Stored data
+===+
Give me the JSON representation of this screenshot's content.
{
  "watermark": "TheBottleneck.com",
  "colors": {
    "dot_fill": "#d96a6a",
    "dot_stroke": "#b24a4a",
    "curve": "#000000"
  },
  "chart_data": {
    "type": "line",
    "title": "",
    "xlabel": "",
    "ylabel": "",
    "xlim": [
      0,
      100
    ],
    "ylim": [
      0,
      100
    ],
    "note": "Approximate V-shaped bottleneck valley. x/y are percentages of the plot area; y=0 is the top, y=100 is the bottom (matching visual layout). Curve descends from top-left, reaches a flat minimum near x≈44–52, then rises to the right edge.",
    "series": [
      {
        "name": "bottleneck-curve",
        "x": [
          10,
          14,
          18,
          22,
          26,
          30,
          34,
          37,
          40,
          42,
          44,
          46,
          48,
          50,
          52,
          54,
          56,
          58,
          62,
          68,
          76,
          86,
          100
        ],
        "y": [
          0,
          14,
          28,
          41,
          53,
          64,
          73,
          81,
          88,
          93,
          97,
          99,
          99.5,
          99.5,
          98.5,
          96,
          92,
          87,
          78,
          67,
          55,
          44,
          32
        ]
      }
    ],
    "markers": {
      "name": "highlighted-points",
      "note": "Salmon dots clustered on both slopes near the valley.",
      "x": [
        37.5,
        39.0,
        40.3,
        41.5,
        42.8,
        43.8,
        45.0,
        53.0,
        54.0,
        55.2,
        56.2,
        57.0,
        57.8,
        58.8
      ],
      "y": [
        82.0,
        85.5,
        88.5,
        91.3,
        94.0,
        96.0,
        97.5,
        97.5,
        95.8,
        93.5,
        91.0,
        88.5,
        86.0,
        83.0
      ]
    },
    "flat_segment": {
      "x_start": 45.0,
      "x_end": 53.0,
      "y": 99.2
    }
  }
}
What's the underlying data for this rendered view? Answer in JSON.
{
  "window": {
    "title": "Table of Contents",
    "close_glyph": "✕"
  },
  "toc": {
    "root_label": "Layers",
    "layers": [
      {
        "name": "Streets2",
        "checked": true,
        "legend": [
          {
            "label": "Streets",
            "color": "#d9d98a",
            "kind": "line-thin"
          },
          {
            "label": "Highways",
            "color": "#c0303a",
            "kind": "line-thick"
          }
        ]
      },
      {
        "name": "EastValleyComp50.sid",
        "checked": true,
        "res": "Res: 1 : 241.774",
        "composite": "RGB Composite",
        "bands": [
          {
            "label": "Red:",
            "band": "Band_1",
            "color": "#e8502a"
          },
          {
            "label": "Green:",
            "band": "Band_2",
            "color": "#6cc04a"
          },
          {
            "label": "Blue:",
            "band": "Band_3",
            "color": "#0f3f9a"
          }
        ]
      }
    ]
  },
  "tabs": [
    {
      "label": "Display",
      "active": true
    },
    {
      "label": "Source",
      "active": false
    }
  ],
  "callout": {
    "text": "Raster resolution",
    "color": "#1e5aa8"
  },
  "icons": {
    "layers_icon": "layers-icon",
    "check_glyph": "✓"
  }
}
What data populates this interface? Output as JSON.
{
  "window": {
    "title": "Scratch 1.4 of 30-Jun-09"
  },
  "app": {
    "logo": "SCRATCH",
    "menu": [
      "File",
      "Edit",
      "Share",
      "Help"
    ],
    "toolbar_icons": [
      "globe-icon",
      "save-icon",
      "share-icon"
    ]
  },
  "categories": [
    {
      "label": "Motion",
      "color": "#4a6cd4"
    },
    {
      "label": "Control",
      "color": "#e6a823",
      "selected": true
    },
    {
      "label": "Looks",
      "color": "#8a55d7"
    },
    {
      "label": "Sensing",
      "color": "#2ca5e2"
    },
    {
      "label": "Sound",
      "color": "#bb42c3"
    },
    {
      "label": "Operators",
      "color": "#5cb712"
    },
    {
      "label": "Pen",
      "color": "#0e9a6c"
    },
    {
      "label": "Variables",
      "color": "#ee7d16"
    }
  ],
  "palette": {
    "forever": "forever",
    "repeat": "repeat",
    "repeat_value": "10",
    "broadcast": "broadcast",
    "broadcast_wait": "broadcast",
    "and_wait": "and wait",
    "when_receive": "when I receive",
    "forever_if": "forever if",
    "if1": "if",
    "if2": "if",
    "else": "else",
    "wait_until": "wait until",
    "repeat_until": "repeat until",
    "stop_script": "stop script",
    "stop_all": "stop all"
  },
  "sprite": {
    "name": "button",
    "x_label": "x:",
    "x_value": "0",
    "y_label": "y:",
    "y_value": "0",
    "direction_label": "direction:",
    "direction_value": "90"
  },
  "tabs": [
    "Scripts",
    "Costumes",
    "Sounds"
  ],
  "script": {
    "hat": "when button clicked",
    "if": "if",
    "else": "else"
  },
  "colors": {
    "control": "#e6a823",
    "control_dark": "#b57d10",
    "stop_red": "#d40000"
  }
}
+===+
Collect the lines of the data that carry the word "forever".

▸ Output of the exercise:
    "forever": "forever",
    "forever_if": "forever if",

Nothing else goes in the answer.